**Do this**
Reproduce the lines below, substituting "key" for every occurrence of "legend" and leaving everything else unchanged.

**Task data**
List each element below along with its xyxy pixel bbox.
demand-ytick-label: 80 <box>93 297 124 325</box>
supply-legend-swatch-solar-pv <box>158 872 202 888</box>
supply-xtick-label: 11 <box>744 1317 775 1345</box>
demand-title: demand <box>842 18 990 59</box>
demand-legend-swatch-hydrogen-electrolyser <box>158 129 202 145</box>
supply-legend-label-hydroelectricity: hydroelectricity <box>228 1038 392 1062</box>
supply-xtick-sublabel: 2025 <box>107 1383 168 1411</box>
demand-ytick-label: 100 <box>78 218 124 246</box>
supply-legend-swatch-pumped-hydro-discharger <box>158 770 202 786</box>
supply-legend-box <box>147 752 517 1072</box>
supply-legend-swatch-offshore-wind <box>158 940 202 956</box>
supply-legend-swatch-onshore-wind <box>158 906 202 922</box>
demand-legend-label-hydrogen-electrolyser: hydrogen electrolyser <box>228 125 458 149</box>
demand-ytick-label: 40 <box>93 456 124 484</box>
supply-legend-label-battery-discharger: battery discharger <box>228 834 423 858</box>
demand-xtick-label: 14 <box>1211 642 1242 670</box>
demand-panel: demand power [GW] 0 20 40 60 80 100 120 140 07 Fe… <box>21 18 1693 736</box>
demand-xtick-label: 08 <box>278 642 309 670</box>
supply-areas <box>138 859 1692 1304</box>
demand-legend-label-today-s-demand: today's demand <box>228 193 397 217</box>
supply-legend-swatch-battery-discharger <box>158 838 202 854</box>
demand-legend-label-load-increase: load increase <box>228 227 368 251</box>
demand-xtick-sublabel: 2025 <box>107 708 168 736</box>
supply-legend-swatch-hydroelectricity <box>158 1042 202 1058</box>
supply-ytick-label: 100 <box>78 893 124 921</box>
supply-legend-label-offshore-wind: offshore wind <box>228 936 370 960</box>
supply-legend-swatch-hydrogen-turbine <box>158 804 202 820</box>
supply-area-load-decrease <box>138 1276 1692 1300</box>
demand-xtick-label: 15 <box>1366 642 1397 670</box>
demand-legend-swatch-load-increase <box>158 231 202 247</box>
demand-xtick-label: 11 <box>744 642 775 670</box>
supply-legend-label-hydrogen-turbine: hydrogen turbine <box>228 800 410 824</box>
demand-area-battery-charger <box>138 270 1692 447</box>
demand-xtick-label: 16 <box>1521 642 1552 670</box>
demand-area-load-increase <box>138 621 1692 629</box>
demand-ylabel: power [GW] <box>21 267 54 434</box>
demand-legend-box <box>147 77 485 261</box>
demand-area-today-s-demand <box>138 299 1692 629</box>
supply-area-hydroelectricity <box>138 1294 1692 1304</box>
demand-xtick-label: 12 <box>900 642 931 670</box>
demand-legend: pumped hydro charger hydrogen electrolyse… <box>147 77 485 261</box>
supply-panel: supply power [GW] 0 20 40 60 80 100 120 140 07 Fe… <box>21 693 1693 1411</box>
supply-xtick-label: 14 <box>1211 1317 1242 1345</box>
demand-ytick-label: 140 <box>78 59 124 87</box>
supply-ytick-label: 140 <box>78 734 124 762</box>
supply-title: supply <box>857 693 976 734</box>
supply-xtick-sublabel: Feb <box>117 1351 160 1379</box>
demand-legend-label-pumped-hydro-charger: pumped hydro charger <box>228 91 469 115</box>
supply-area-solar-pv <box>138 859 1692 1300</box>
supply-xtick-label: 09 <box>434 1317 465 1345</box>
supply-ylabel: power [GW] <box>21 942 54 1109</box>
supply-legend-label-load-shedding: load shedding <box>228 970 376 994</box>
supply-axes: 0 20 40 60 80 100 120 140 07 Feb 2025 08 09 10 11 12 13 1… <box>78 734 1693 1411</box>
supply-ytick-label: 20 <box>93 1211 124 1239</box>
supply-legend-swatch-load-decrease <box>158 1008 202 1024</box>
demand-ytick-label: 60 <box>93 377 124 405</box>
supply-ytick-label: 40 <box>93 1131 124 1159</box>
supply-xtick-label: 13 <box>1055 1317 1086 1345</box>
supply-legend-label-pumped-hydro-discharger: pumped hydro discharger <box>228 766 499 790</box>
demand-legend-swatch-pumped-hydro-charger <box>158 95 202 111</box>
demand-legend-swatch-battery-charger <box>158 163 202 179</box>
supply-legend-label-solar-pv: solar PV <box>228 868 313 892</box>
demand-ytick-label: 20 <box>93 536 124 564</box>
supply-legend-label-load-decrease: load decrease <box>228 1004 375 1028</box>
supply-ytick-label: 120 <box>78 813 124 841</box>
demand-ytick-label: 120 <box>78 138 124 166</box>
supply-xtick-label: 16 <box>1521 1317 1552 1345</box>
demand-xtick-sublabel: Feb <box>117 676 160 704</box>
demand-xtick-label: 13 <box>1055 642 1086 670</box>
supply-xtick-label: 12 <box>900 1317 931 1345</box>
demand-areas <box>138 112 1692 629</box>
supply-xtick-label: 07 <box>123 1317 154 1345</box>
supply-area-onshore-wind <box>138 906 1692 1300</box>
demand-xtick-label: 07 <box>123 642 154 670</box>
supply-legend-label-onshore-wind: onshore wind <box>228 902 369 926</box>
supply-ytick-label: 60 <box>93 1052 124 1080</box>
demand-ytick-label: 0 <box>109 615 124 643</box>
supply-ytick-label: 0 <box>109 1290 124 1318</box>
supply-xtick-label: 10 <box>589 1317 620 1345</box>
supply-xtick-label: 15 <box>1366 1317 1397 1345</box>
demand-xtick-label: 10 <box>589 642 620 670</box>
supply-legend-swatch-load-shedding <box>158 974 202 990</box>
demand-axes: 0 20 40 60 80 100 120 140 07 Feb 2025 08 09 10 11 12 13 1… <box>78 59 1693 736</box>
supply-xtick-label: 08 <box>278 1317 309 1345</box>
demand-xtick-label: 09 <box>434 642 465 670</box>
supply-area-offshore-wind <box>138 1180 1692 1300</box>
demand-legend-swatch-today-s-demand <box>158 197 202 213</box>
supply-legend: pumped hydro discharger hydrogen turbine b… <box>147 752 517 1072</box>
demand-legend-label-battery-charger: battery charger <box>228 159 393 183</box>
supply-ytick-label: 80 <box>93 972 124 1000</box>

**Solution to this task**
List each element below along with its xyxy pixel bbox.
demand-ytick-label: 80 <box>93 297 124 325</box>
supply-key-swatch-solar-pv <box>158 872 202 888</box>
supply-xtick-label: 11 <box>744 1317 775 1345</box>
demand-title: demand <box>842 18 990 59</box>
demand-key-swatch-hydrogen-electrolyser <box>158 129 202 145</box>
supply-key-label-hydroelectricity: hydroelectricity <box>228 1038 392 1062</box>
supply-xtick-sublabel: 2025 <box>107 1383 168 1411</box>
demand-ytick-label: 100 <box>78 218 124 246</box>
supply-key-swatch-pumped-hydro-discharger <box>158 770 202 786</box>
supply-key-box <box>147 752 517 1072</box>
supply-key-swatch-offshore-wind <box>158 940 202 956</box>
supply-key-swatch-onshore-wind <box>158 906 202 922</box>
demand-key-label-hydrogen-electrolyser: hydrogen electrolyser <box>228 125 458 149</box>
demand-ytick-label: 40 <box>93 456 124 484</box>
supply-key-label-battery-discharger: battery discharger <box>228 834 423 858</box>
demand-xtick-label: 14 <box>1211 642 1242 670</box>
demand-panel: demand power [GW] 0 20 40 60 80 100 120 140 07 Fe… <box>21 18 1693 736</box>
demand-xtick-label: 08 <box>278 642 309 670</box>
supply-areas <box>138 859 1692 1304</box>
demand-key-label-today-s-demand: today's demand <box>228 193 397 217</box>
supply-key-swatch-battery-discharger <box>158 838 202 854</box>
demand-key-label-load-increase: load increase <box>228 227 368 251</box>
demand-xtick-sublabel: 2025 <box>107 708 168 736</box>
supply-key-swatch-hydroelectricity <box>158 1042 202 1058</box>
supply-ytick-label: 100 <box>78 893 124 921</box>
supply-key-label-offshore-wind: offshore wind <box>228 936 370 960</box>
supply-key-swatch-hydrogen-turbine <box>158 804 202 820</box>
supply-area-load-decrease <box>138 1276 1692 1300</box>
demand-xtick-label: 15 <box>1366 642 1397 670</box>
demand-key-swatch-load-increase <box>158 231 202 247</box>
demand-xtick-label: 11 <box>744 642 775 670</box>
supply-key-label-hydrogen-turbine: hydrogen turbine <box>228 800 410 824</box>
demand-area-battery-charger <box>138 270 1692 447</box>
demand-xtick-label: 16 <box>1521 642 1552 670</box>
demand-area-load-increase <box>138 621 1692 629</box>
demand-ylabel: power [GW] <box>21 267 54 434</box>
demand-key-box <box>147 77 485 261</box>
demand-area-today-s-demand <box>138 299 1692 629</box>
supply-area-hydroelectricity <box>138 1294 1692 1304</box>
demand-xtick-label: 12 <box>900 642 931 670</box>
demand-key: pumped hydro charger hydrogen electrolyse… <box>147 77 485 261</box>
supply-panel: supply power [GW] 0 20 40 60 80 100 120 140 07 Fe… <box>21 693 1693 1411</box>
supply-xtick-label: 14 <box>1211 1317 1242 1345</box>
demand-ytick-label: 140 <box>78 59 124 87</box>
supply-ytick-label: 140 <box>78 734 124 762</box>
supply-title: supply <box>857 693 976 734</box>
supply-xtick-sublabel: Feb <box>117 1351 160 1379</box>
demand-key-label-pumped-hydro-charger: pumped hydro charger <box>228 91 469 115</box>
supply-area-solar-pv <box>138 859 1692 1300</box>
supply-xtick-label: 09 <box>434 1317 465 1345</box>
supply-ylabel: power [GW] <box>21 942 54 1109</box>
supply-key-label-load-shedding: load shedding <box>228 970 376 994</box>
supply-axes: 0 20 40 60 80 100 120 140 07 Feb 2025 08 09 10 11 12 13 1… <box>78 734 1693 1411</box>
supply-ytick-label: 20 <box>93 1211 124 1239</box>
supply-key-swatch-load-decrease <box>158 1008 202 1024</box>
demand-ytick-label: 60 <box>93 377 124 405</box>
supply-ytick-label: 40 <box>93 1131 124 1159</box>
supply-xtick-label: 13 <box>1055 1317 1086 1345</box>
supply-key-label-pumped-hydro-discharger: pumped hydro discharger <box>228 766 499 790</box>
demand-key-swatch-pumped-hydro-charger <box>158 95 202 111</box>
demand-key-swatch-battery-charger <box>158 163 202 179</box>
supply-key-label-solar-pv: solar PV <box>228 868 313 892</box>
demand-ytick-label: 20 <box>93 536 124 564</box>
supply-key-label-load-decrease: load decrease <box>228 1004 375 1028</box>
supply-ytick-label: 120 <box>78 813 124 841</box>
demand-ytick-label: 120 <box>78 138 124 166</box>
supply-xtick-label: 16 <box>1521 1317 1552 1345</box>
demand-xtick-sublabel: Feb <box>117 676 160 704</box>
demand-xtick-label: 13 <box>1055 642 1086 670</box>
supply-xtick-label: 12 <box>900 1317 931 1345</box>
demand-areas <box>138 112 1692 629</box>
supply-xtick-label: 07 <box>123 1317 154 1345</box>
supply-area-onshore-wind <box>138 906 1692 1300</box>
demand-xtick-label: 07 <box>123 642 154 670</box>
supply-key-label-onshore-wind: onshore wind <box>228 902 369 926</box>
supply-ytick-label: 60 <box>93 1052 124 1080</box>
demand-ytick-label: 0 <box>109 615 124 643</box>
supply-ytick-label: 0 <box>109 1290 124 1318</box>
supply-xtick-label: 10 <box>589 1317 620 1345</box>
supply-xtick-label: 15 <box>1366 1317 1397 1345</box>
demand-xtick-label: 10 <box>589 642 620 670</box>
supply-key-swatch-load-shedding <box>158 974 202 990</box>
demand-axes: 0 20 40 60 80 100 120 140 07 Feb 2025 08 09 10 11 12 13 1… <box>78 59 1693 736</box>
supply-xtick-label: 08 <box>278 1317 309 1345</box>
demand-xtick-label: 09 <box>434 642 465 670</box>
supply-area-offshore-wind <box>138 1180 1692 1300</box>
demand-key-swatch-today-s-demand <box>158 197 202 213</box>
supply-key: pumped hydro discharger hydrogen turbine b… <box>147 752 517 1072</box>
demand-key-label-battery-charger: battery charger <box>228 159 393 183</box>
supply-ytick-label: 80 <box>93 972 124 1000</box>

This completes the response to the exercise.